_Page:_
Other well-known FTSE indices include the FTSE 350 Index, the FTSE SmallCap Index, the FTSE AIM UK 50 Index and FTSE AIM 100 Index as well as the FTSE AIM All-Share Index for stocks, and the FTSE UK Gilt Indices for government bonds.

People

In July 2006, the FT announced a "New Newsroom" project to integrate the newspaper more closely with FT.com. At the same time it announced plans to cut the editorial staff from 525 to 475. In August, it announced that all the required job cuts had been achieved through voluntary layoffs.

A number of former FT journalists have gone on to high-profile jobs in journalism, politics and business. Robert Thomson, previously the paper's US managing editor, was the editor of The Times and is now the publisher of the Wall Street Journal. Will Lewis, a former New York correspondent and News Editor for the FT, is the current editor of the Daily Telegraph. Dominic Lawson went on to become editor of the Sunday Telegraph until he was sacked in 2005. Andrew Adonis, a former education correspondent, became an adviser on education to Tony Blair, who was the British prime minister, and was given a job as an education minister and a seat in the House of Lords after the 2005 election. Ed Balls became chief economic adviser to the Treasury, working closely with Gordon Brown, the chancellor of the exchequer (or finance minister) before being elected as a Member of Parliament in 2005, and has been Secretary of State for Children, Schools and Families since July 2007. Bernard Gray, a former defence correspondent and Lex columnist, was chief executive of publishing company CMP before becoming chief executive of TSL Education, publisher of the Times Educational Supplement. David Jones, at one time the FT Night Editor, then became Head of IT. He was a key figure in the newspaper's transformation from hot metal to electronic composition and then onto full-page pagination in the 1990s. He went onto become Head of Technology for the Trinity Mirror Group.

_Information shown:_

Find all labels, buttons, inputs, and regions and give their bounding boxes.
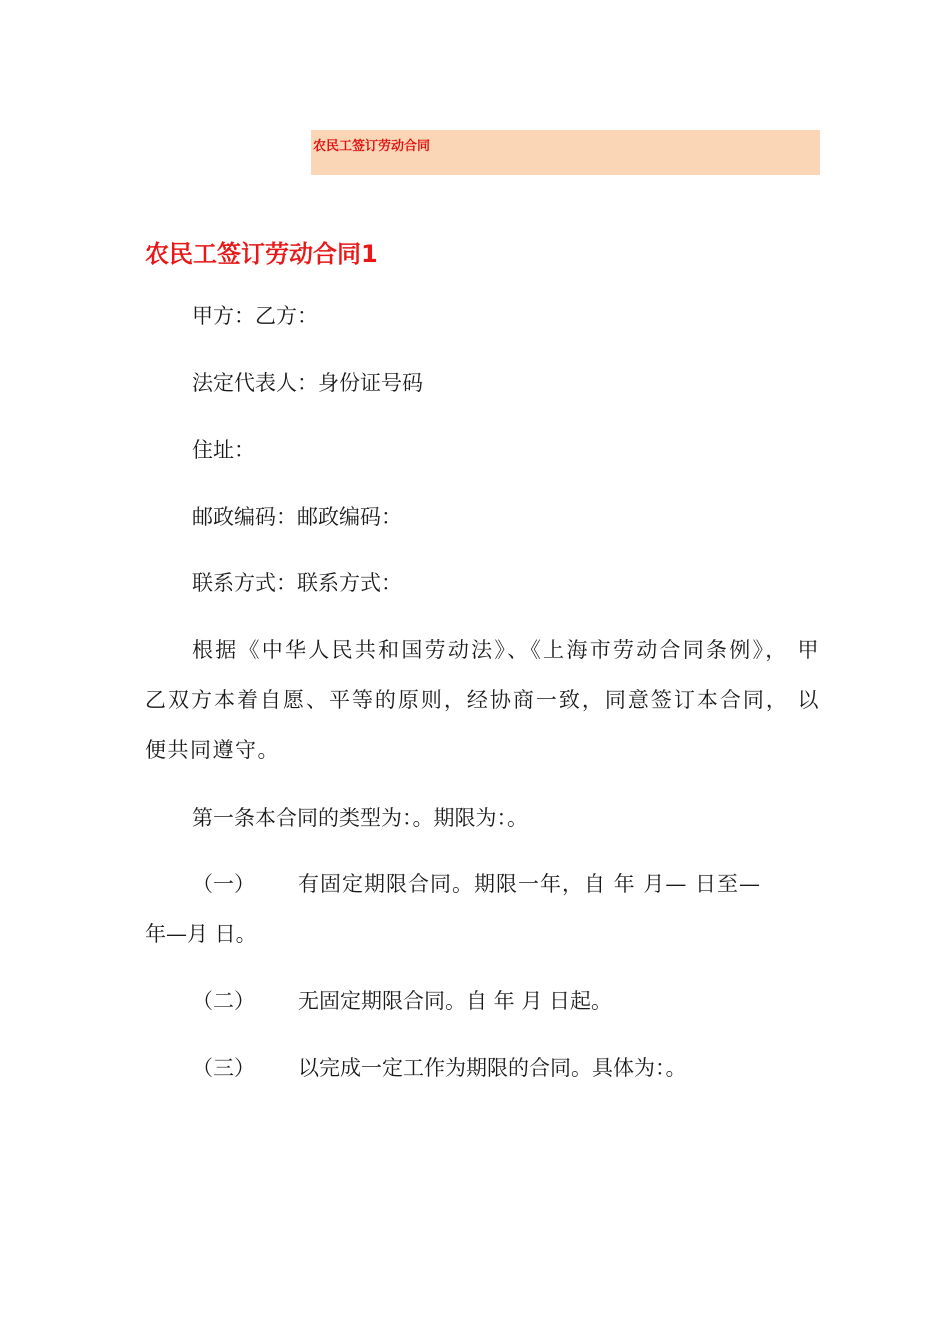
- address-line: 住址：: [192, 438, 255, 462]
- item-1-number: （一）: [192, 872, 255, 896]
- item-2-text: 无固定期限合同。自 年 月 日起。: [298, 989, 613, 1013]
- header-banner: [311, 130, 820, 175]
- header-banner-text: 农民工签订劳动合同: [313, 139, 431, 154]
- item-1-text: 有固定期限合同。期限一年，自 年 月— 日至—: [298, 872, 762, 896]
- postal-line: 邮政编码：邮政编码：: [192, 505, 402, 529]
- article-1: 第一条本合同的类型为：。期限为：。: [192, 806, 528, 830]
- item-1-continuation: 年—月 日。: [145, 922, 257, 946]
- item-3-text: 以完成一定工作为期限的合同。具体为：。: [298, 1056, 687, 1080]
- representative-line: 法定代表人：身份证号码: [192, 371, 423, 395]
- parties-line: 甲方：乙方：: [192, 304, 318, 328]
- item-3-number: （三）: [192, 1056, 255, 1080]
- item-2-number: （二）: [192, 989, 255, 1013]
- preamble-paragraph: 根据《中华人民共和国劳动法》、《上海市劳动合同条例》， 甲乙双方本着自愿、平等的原则，经协商一致，同意签订本合同， 以便共同遵守。: [145, 638, 820, 762]
- document-title: 农民工签订劳动合同1: [145, 240, 378, 268]
- contact-line: 联系方式：联系方式：: [192, 571, 402, 595]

_Given task A:_ Reproduce the FT passage word for word, everything from "In July 2006, the" down to "through voluntary layoffs.".
_Given task B:_
Answer these questions from the FT passage:
(i) To what number did the FT plan to reduce its editorial staff?
(ii) Which newspaper does Will Lewis currently edit?
(iii) Which FTSE indices cover government bonds?
_Given task C:_ According to the FT passage, why did the FT announce its "New Newsroom" project in July 2006?
The lines are separate material and are not part of the FT passage.

_Written reply A:_
In July 2006, the FT announced a "New Newsroom" project to integrate the newspaper more closely with FT.com. At the same time it announced plans to cut the editorial staff from 525 to 475. In August, it announced that all the required job cuts had been achieved through voluntary layoffs.

_Written reply B:_
(i) 475
(ii) The Daily Telegraph
(iii) The FTSE UK Gilt Indices

_Written reply C:_ The FT announced the "New Newsroom" project to integrate the newspaper more closely with FT.com.